(Dataset records)
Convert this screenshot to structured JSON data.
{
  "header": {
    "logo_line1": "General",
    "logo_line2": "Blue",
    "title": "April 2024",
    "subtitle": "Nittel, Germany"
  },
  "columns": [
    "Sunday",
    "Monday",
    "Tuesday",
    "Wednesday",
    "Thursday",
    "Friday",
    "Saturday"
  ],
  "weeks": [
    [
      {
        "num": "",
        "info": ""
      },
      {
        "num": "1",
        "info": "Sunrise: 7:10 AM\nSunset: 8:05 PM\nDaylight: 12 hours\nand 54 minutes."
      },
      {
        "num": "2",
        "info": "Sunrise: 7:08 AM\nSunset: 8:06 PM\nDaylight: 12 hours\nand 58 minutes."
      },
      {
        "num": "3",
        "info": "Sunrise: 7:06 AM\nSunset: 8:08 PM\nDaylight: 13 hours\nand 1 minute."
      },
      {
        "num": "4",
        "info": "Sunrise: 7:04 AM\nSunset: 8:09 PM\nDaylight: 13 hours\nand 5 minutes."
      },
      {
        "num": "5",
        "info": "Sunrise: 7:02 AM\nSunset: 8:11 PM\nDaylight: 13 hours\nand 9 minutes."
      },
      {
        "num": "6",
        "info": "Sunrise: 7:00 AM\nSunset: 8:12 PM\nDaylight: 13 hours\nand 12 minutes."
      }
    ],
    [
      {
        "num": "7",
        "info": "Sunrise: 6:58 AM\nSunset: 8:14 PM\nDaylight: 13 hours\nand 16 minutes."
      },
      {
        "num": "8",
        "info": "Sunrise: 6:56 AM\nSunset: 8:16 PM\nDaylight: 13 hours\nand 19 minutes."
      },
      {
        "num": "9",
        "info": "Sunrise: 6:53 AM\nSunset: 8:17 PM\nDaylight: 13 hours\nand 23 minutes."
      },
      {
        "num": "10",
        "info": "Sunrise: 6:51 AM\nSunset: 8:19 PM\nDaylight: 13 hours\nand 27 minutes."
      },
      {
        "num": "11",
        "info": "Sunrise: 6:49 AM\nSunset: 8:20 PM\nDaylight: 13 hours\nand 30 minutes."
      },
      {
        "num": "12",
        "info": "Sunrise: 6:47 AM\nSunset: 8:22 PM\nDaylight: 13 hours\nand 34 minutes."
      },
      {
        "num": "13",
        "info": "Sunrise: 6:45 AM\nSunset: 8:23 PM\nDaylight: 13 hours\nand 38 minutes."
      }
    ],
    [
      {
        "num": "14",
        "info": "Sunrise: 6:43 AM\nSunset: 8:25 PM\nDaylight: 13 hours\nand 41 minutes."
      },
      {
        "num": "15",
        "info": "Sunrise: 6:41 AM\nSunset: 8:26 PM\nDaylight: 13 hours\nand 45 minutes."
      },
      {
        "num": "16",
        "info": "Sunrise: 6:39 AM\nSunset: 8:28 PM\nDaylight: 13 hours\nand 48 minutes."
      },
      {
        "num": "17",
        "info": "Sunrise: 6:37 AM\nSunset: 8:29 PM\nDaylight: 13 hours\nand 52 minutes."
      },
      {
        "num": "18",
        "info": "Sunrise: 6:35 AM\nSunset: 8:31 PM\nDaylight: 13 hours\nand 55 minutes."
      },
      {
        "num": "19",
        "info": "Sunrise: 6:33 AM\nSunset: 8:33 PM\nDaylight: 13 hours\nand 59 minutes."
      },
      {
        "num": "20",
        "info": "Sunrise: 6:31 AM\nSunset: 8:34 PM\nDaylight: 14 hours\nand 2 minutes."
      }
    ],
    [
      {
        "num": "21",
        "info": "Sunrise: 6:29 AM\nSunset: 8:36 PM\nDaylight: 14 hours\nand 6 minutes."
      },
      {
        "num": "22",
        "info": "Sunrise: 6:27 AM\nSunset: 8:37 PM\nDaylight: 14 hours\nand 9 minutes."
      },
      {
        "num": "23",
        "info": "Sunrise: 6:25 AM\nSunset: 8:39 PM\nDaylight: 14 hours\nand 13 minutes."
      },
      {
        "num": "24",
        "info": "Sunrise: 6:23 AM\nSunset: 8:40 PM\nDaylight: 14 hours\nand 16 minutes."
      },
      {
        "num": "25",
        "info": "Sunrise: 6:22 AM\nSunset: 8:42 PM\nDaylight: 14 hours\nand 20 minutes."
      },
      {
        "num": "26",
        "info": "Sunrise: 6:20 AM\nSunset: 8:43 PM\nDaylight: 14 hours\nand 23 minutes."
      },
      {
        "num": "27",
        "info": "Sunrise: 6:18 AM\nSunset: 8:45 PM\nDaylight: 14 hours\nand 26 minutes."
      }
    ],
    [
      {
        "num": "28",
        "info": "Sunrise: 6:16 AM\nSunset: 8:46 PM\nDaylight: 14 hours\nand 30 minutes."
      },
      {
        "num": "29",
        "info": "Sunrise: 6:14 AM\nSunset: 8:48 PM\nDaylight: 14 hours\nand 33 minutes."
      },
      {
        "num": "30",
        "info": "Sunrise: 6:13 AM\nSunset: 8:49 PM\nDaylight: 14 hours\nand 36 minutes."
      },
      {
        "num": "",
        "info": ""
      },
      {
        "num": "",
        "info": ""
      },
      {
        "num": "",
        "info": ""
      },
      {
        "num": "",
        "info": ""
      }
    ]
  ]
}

Given request
Reproduce all the records precisely.

Response to this task
Convert this screenshot to structured JSON data.
{
  "header": {
    "logo_line1": "General",
    "logo_line2": "Blue",
    "title": "April 2024",
    "subtitle": "Nittel, Germany"
  },
  "columns": [
    "Sunday",
    "Monday",
    "Tuesday",
    "Wednesday",
    "Thursday",
    "Friday",
    "Saturday"
  ],
  "weeks": [
    [
      {
        "num": "",
        "info": ""
      },
      {
        "num": "1",
        "info": "Sunrise: 7:10 AM\nSunset: 8:05 PM\nDaylight: 12 hours\nand 54 minutes."
      },
      {
        "num": "2",
        "info": "Sunrise: 7:08 AM\nSunset: 8:06 PM\nDaylight: 12 hours\nand 58 minutes."
      },
      {
        "num": "3",
        "info": "Sunrise: 7:06 AM\nSunset: 8:08 PM\nDaylight: 13 hours\nand 1 minute."
      },
      {
        "num": "4",
        "info": "Sunrise: 7:04 AM\nSunset: 8:09 PM\nDaylight: 13 hours\nand 5 minutes."
      },
      {
        "num": "5",
        "info": "Sunrise: 7:02 AM\nSunset: 8:11 PM\nDaylight: 13 hours\nand 9 minutes."
      },
      {
        "num": "6",
        "info": "Sunrise: 7:00 AM\nSunset: 8:12 PM\nDaylight: 13 hours\nand 12 minutes."
      }
    ],
    [
      {
        "num": "7",
        "info": "Sunrise: 6:58 AM\nSunset: 8:14 PM\nDaylight: 13 hours\nand 16 minutes."
      },
      {
        "num": "8",
        "info": "Sunrise: 6:56 AM\nSunset: 8:16 PM\nDaylight: 13 hours\nand 19 minutes."
      },
      {
        "num": "9",
        "info": "Sunrise: 6:53 AM\nSunset: 8:17 PM\nDaylight: 13 hours\nand 23 minutes."
      },
      {
        "num": "10",
        "info": "Sunrise: 6:51 AM\nSunset: 8:19 PM\nDaylight: 13 hours\nand 27 minutes."
      },
      {
        "num": "11",
        "info": "Sunrise: 6:49 AM\nSunset: 8:20 PM\nDaylight: 13 hours\nand 30 minutes."
      },
      {
        "num": "12",
        "info": "Sunrise: 6:47 AM\nSunset: 8:22 PM\nDaylight: 13 hours\nand 34 minutes."
      },
      {
        "num": "13",
        "info": "Sunrise: 6:45 AM\nSunset: 8:23 PM\nDaylight: 13 hours\nand 38 minutes."
      }
    ],
    [
      {
        "num": "14",
        "info": "Sunrise: 6:43 AM\nSunset: 8:25 PM\nDaylight: 13 hours\nand 41 minutes."
      },
      {
        "num": "15",
        "info": "Sunrise: 6:41 AM\nSunset: 8:26 PM\nDaylight: 13 hours\nand 45 minutes."
      },
      {
        "num": "16",
        "info": "Sunrise: 6:39 AM\nSunset: 8:28 PM\nDaylight: 13 hours\nand 48 minutes."
      },
      {
        "num": "17",
        "info": "Sunrise: 6:37 AM\nSunset: 8:29 PM\nDaylight: 13 hours\nand 52 minutes."
      },
      {
        "num": "18",
        "info": "Sunrise: 6:35 AM\nSunset: 8:31 PM\nDaylight: 13 hours\nand 55 minutes."
      },
      {
        "num": "19",
        "info": "Sunrise: 6:33 AM\nSunset: 8:33 PM\nDaylight: 13 hours\nand 59 minutes."
      },
      {
        "num": "20",
        "info": "Sunrise: 6:31 AM\nSunset: 8:34 PM\nDaylight: 14 hours\nand 2 minutes."
      }
    ],
    [
      {
        "num": "21",
        "info": "Sunrise: 6:29 AM\nSunset: 8:36 PM\nDaylight: 14 hours\nand 6 minutes."
      },
      {
        "num": "22",
        "info": "Sunrise: 6:27 AM\nSunset: 8:37 PM\nDaylight: 14 hours\nand 9 minutes."
      },
      {
        "num": "23",
        "info": "Sunrise: 6:25 AM\nSunset: 8:39 PM\nDaylight: 14 hours\nand 13 minutes."
      },
      {
        "num": "24",
        "info": "Sunrise: 6:23 AM\nSunset: 8:40 PM\nDaylight: 14 hours\nand 16 minutes."
      },
      {
        "num": "25",
        "info": "Sunrise: 6:22 AM\nSunset: 8:42 PM\nDaylight: 14 hours\nand 20 minutes."
      },
      {
        "num": "26",
        "info": "Sunrise: 6:20 AM\nSunset: 8:43 PM\nDaylight: 14 hours\nand 23 minutes."
      },
      {
        "num": "27",
        "info": "Sunrise: 6:18 AM\nSunset: 8:45 PM\nDaylight: 14 hours\nand 26 minutes."
      }
    ],
    [
      {
        "num": "28",
        "info": "Sunrise: 6:16 AM\nSunset: 8:46 PM\nDaylight: 14 hours\nand 30 minutes."
      },
      {
        "num": "29",
        "info": "Sunrise: 6:14 AM\nSunset: 8:48 PM\nDaylight: 14 hours\nand 33 minutes."
      },
      {
        "num": "30",
        "info": "Sunrise: 6:13 AM\nSunset: 8:49 PM\nDaylight: 14 hours\nand 36 minutes."
      },
      {
        "num": "",
        "info": ""
      },
      {
        "num": "",
        "info": ""
      },
      {
        "num": "",
        "info": ""
      },
      {
        "num": "",
        "info": ""
      }
    ]
  ]
}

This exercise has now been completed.